Do this ▸
Will you quote all of the entries, word for word?

(Stored data)
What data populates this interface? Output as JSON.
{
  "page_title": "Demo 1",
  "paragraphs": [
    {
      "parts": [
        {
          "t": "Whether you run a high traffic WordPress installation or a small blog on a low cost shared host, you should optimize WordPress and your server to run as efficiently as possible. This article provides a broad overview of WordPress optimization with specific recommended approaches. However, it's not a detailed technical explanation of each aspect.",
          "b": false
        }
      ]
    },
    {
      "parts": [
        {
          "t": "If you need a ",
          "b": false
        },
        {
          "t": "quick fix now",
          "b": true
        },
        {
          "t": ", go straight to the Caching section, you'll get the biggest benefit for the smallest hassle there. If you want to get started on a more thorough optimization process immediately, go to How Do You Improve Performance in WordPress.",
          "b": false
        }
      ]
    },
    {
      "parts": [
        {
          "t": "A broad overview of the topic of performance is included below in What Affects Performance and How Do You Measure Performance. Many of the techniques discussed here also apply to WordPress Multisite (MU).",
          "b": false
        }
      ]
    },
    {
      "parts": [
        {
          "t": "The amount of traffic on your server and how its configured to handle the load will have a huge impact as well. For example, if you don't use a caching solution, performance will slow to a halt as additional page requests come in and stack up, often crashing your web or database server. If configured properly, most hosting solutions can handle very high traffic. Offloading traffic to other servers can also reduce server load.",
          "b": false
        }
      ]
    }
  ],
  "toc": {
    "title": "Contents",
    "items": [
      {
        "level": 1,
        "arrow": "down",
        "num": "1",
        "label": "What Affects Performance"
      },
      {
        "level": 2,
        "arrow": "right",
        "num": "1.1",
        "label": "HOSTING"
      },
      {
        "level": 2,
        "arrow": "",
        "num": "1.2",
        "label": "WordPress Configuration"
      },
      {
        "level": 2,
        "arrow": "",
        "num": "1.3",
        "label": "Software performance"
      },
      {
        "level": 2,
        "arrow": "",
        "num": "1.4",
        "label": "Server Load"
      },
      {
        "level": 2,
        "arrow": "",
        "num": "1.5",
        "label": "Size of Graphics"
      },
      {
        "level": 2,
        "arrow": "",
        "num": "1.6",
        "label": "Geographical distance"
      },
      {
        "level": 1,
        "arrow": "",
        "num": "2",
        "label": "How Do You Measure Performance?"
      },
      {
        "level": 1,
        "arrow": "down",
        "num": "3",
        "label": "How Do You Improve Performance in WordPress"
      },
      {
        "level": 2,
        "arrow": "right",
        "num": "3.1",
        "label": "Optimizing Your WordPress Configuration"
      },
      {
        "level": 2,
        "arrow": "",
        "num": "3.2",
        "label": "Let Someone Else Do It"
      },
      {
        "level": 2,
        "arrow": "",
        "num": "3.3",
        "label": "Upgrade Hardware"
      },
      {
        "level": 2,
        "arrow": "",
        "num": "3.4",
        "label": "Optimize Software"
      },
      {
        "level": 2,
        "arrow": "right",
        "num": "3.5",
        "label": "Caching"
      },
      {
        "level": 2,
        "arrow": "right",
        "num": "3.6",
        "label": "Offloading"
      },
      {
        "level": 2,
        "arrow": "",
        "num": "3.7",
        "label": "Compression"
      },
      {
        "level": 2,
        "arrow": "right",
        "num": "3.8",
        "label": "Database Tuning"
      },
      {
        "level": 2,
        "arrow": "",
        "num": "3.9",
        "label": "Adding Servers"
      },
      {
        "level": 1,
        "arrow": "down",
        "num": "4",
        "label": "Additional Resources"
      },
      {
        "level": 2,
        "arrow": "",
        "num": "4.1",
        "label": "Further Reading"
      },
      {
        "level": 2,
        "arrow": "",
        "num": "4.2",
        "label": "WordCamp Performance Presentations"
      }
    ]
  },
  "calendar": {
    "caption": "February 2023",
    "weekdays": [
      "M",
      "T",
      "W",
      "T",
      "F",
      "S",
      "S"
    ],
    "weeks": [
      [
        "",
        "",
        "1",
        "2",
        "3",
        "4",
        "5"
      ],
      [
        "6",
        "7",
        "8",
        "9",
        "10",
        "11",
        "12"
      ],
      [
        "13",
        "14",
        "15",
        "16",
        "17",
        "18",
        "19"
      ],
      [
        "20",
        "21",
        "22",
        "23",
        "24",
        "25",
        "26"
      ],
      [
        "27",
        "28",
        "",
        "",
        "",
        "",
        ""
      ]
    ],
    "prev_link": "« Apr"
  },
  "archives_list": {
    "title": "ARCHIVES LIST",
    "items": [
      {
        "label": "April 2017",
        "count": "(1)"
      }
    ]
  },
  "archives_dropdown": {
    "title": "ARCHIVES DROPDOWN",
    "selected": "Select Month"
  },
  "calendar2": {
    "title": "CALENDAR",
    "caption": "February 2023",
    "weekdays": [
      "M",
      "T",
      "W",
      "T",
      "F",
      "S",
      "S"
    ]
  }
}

Correct answer ▸
What data populates this interface? Output as JSON.
{
  "page_title": "Demo 1",
  "paragraphs": [
    {
      "parts": [
        {
          "t": "Whether you run a high traffic WordPress installation or a small blog on a low cost shared host, you should optimize WordPress and your server to run as efficiently as possible. This article provides a broad overview of WordPress optimization with specific recommended approaches. However, it's not a detailed technical explanation of each aspect.",
          "b": false
        }
      ]
    },
    {
      "parts": [
        {
          "t": "If you need a ",
          "b": false
        },
        {
          "t": "quick fix now",
          "b": true
        },
        {
          "t": ", go straight to the Caching section, you'll get the biggest benefit for the smallest hassle there. If you want to get started on a more thorough optimization process immediately, go to How Do You Improve Performance in WordPress.",
          "b": false
        }
      ]
    },
    {
      "parts": [
        {
          "t": "A broad overview of the topic of performance is included below in What Affects Performance and How Do You Measure Performance. Many of the techniques discussed here also apply to WordPress Multisite (MU).",
          "b": false
        }
      ]
    },
    {
      "parts": [
        {
          "t": "The amount of traffic on your server and how its configured to handle the load will have a huge impact as well. For example, if you don't use a caching solution, performance will slow to a halt as additional page requests come in and stack up, often crashing your web or database server. If configured properly, most hosting solutions can handle very high traffic. Offloading traffic to other servers can also reduce server load.",
          "b": false
        }
      ]
    }
  ],
  "toc": {
    "title": "Contents",
    "items": [
      {
        "level": 1,
        "arrow": "down",
        "num": "1",
        "label": "What Affects Performance"
      },
      {
        "level": 2,
        "arrow": "right",
        "num": "1.1",
        "label": "HOSTING"
      },
      {
        "level": 2,
        "arrow": "",
        "num": "1.2",
        "label": "WordPress Configuration"
      },
      {
        "level": 2,
        "arrow": "",
        "num": "1.3",
        "label": "Software performance"
      },
      {
        "level": 2,
        "arrow": "",
        "num": "1.4",
        "label": "Server Load"
      },
      {
        "level": 2,
        "arrow": "",
        "num": "1.5",
        "label": "Size of Graphics"
      },
      {
        "level": 2,
        "arrow": "",
        "num": "1.6",
        "label": "Geographical distance"
      },
      {
        "level": 1,
        "arrow": "",
        "num": "2",
        "label": "How Do You Measure Performance?"
      },
      {
        "level": 1,
        "arrow": "down",
        "num": "3",
        "label": "How Do You Improve Performance in WordPress"
      },
      {
        "level": 2,
        "arrow": "right",
        "num": "3.1",
        "label": "Optimizing Your WordPress Configuration"
      },
      {
        "level": 2,
        "arrow": "",
        "num": "3.2",
        "label": "Let Someone Else Do It"
      },
      {
        "level": 2,
        "arrow": "",
        "num": "3.3",
        "label": "Upgrade Hardware"
      },
      {
        "level": 2,
        "arrow": "",
        "num": "3.4",
        "label": "Optimize Software"
      },
      {
        "level": 2,
        "arrow": "right",
        "num": "3.5",
        "label": "Caching"
      },
      {
        "level": 2,
        "arrow": "right",
        "num": "3.6",
        "label": "Offloading"
      },
      {
        "level": 2,
        "arrow": "",
        "num": "3.7",
        "label": "Compression"
      },
      {
        "level": 2,
        "arrow": "right",
        "num": "3.8",
        "label": "Database Tuning"
      },
      {
        "level": 2,
        "arrow": "",
        "num": "3.9",
        "label": "Adding Servers"
      },
      {
        "level": 1,
        "arrow": "down",
        "num": "4",
        "label": "Additional Resources"
      },
      {
        "level": 2,
        "arrow": "",
        "num": "4.1",
        "label": "Further Reading"
      },
      {
        "level": 2,
        "arrow": "",
        "num": "4.2",
        "label": "WordCamp Performance Presentations"
      }
    ]
  },
  "calendar": {
    "caption": "February 2023",
    "weekdays": [
      "M",
      "T",
      "W",
      "T",
      "F",
      "S",
      "S"
    ],
    "weeks": [
      [
        "",
        "",
        "1",
        "2",
        "3",
        "4",
        "5"
      ],
      [
        "6",
        "7",
        "8",
        "9",
        "10",
        "11",
        "12"
      ],
      [
        "13",
        "14",
        "15",
        "16",
        "17",
        "18",
        "19"
      ],
      [
        "20",
        "21",
        "22",
        "23",
        "24",
        "25",
        "26"
      ],
      [
        "27",
        "28",
        "",
        "",
        "",
        "",
        ""
      ]
    ],
    "prev_link": "« Apr"
  },
  "archives_list": {
    "title": "ARCHIVES LIST",
    "items": [
      {
        "label": "April 2017",
        "count": "(1)"
      }
    ]
  },
  "archives_dropdown": {
    "title": "ARCHIVES DROPDOWN",
    "selected": "Select Month"
  },
  "calendar2": {
    "title": "CALENDAR",
    "caption": "February 2023",
    "weekdays": [
      "M",
      "T",
      "W",
      "T",
      "F",
      "S",
      "S"
    ]
  }
}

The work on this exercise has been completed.